**TEXT**
= = = =

Your Dilemmas: I am struggling to control my  teenage daughters

In her weekly column, JOAN LONG, a Bishopstown psychologist and psychotherapist, answers readers’ queries
Your Dilemmas: I am struggling to control my  teenage daughters
"The youngest girl has become very quiet, tearful and withdrawn." Picture: Stock, posed by model

Dear Joan

Please help, I don’t know what to do with my kids. I have three girls aged 14 to 17 and I don’t know how to take control of the two eldest. They are coming and going almost when they like.

I’ve always believed in giving them freedom and letting them take responsibility for getting home when they’re meant to, etc. But since they went back to school in September they both have changed terribly and seem to think they can treat us their family and their home in any way they like, and have no respect for either!

The youngest girl has now become very quiet, tearful and withdrawn. I think this is from all the fighting in the house.

I have tried everything. I have grounded them and withdrawn pocket money and things they like. I switch off the internet in the house at 10pm.

I don’t know what to do at this stage and with Christmas coming I am dreading it!

I’ve spoken to the school principal and their year heads but they say they are fine in school. It doesn’t make sense to me that they’re good at school but when it comes to us at home they are awful to us!

Their father has given up in them and hardly acknowledges them at all now. We row regularly and this upsets our youngest a lot also. It is most unfair on her, I feel.

I am at my wits’ end here, help!

Dear Reader,

There is an old saying, ‘the tail is wagging the dog!’ They are in control in your home and this is not OK. They have all of the power in the household and my guess is they know this. You need to take back control in your home. How you do this is going to be hard work!

You need to regroup with your husband first off. You both need to be united on this front.

I suggest you and your husband have a meeting with the two girls and set ground rules. Spend time on this ‘document’ and have it written out for them as a ‘contract’.

You can get help to do this, from the school counselor and from good organisations in Cork.

Being a teenager today is extremely challenging. It is perhaps even more difficult at times trying to effectively parent them. They have struggles and challenges from all sides.

However, it sounds like they are in control so dialogues and communication are vital before the eldest girl is too old to pull back from this behaviour.

You need to set boundaries and if the girls do not live within these, there need to be consequences.

Children of all ages feel safer when they have firm boundaries. This may surprise you and other readers but it actually creates security for the young person.

Of course, they will not tell you this, nor will they act like they like the new system to begin with, but it will bring stability to them and you and your home and also your youngest, which is very important.

You also may need help and support from professional therapy to deal with this, as you sound exhausted and at the end of you tether.

= = = =

**ACTIVITY**
Copy the column from the words "I’ve always believed" through "in the house.", changing "September" to "October".

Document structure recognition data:
= = = =

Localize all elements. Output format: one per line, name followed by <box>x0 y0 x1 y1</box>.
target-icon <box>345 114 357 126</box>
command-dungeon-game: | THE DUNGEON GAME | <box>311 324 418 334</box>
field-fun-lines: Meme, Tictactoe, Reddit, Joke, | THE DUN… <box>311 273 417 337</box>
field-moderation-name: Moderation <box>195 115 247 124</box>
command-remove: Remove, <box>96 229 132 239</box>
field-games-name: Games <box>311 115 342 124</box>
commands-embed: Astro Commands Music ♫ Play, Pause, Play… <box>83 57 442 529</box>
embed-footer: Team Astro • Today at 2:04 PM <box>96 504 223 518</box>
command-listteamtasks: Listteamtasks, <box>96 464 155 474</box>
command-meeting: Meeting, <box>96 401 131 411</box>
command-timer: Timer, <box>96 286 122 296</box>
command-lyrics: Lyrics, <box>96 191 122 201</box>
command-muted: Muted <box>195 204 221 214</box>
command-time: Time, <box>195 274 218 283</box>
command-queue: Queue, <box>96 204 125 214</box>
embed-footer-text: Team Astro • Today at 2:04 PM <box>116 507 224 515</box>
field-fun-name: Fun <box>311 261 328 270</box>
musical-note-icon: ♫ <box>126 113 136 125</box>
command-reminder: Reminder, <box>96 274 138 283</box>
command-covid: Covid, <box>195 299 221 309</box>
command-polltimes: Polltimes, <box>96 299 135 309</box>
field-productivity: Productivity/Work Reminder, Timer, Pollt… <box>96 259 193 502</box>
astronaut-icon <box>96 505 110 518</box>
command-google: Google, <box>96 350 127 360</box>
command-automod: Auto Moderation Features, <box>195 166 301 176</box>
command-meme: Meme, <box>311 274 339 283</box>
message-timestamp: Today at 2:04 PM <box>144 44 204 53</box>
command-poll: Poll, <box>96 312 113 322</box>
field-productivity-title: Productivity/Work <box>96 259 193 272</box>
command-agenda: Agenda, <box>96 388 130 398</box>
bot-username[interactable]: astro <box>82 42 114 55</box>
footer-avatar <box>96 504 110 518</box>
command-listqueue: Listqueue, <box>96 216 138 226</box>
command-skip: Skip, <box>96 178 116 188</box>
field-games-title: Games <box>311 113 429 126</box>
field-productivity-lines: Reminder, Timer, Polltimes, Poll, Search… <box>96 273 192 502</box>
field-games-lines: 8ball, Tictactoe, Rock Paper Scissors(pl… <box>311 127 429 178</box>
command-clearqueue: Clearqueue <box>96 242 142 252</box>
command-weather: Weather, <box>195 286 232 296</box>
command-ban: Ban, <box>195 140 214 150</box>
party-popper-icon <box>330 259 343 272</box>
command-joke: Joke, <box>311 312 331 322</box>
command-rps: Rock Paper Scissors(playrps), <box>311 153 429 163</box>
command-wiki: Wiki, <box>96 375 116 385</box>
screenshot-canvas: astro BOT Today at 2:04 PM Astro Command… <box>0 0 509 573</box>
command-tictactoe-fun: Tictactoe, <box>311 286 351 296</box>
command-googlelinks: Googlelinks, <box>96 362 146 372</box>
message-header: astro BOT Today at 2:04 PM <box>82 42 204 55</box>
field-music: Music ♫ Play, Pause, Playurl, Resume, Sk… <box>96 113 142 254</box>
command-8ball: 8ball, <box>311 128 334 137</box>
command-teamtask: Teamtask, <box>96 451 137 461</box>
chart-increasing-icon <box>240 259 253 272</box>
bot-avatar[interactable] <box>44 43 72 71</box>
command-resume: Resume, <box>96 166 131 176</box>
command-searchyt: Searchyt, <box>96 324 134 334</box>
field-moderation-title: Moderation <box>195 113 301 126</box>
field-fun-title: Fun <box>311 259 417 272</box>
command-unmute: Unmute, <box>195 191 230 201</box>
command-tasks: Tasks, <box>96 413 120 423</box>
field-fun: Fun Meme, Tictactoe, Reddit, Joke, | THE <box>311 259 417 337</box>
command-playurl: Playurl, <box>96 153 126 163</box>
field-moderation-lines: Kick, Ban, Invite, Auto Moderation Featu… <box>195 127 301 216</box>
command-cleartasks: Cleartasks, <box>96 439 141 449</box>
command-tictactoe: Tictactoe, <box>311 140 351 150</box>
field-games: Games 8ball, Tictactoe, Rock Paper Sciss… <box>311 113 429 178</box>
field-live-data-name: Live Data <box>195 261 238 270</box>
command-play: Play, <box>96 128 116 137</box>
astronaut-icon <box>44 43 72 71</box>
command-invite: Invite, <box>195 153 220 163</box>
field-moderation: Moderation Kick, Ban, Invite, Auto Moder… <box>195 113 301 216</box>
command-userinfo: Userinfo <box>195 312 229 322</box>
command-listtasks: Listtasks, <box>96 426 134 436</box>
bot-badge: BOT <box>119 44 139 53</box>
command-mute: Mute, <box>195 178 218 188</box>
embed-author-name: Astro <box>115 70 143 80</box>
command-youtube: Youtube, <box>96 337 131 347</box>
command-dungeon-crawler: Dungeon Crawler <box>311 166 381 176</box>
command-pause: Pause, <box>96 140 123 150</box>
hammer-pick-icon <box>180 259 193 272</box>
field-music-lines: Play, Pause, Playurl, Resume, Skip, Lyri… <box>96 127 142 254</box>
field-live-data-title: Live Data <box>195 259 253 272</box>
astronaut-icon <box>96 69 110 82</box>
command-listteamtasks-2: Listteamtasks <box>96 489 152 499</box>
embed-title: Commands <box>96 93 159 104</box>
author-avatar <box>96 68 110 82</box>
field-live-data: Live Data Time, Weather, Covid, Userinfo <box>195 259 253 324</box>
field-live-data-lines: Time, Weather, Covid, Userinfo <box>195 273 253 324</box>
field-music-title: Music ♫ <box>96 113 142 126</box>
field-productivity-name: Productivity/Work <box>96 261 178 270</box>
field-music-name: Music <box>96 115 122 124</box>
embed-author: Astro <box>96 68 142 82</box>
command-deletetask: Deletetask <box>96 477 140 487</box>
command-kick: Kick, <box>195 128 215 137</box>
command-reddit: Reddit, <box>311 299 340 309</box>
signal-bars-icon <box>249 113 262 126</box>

= = = =

**EXERCISE ANSWER**
I’ve always believed in giving them freedom and letting them take responsibility for getting home when they’re meant to, etc. But since they went back to school in October they both have changed terribly and seem to think they can treat us their family and their home in any way they like, and have no respect for either!

The youngest girl has now become very quiet, tearful and withdrawn. I think this is from all the fighting in the house.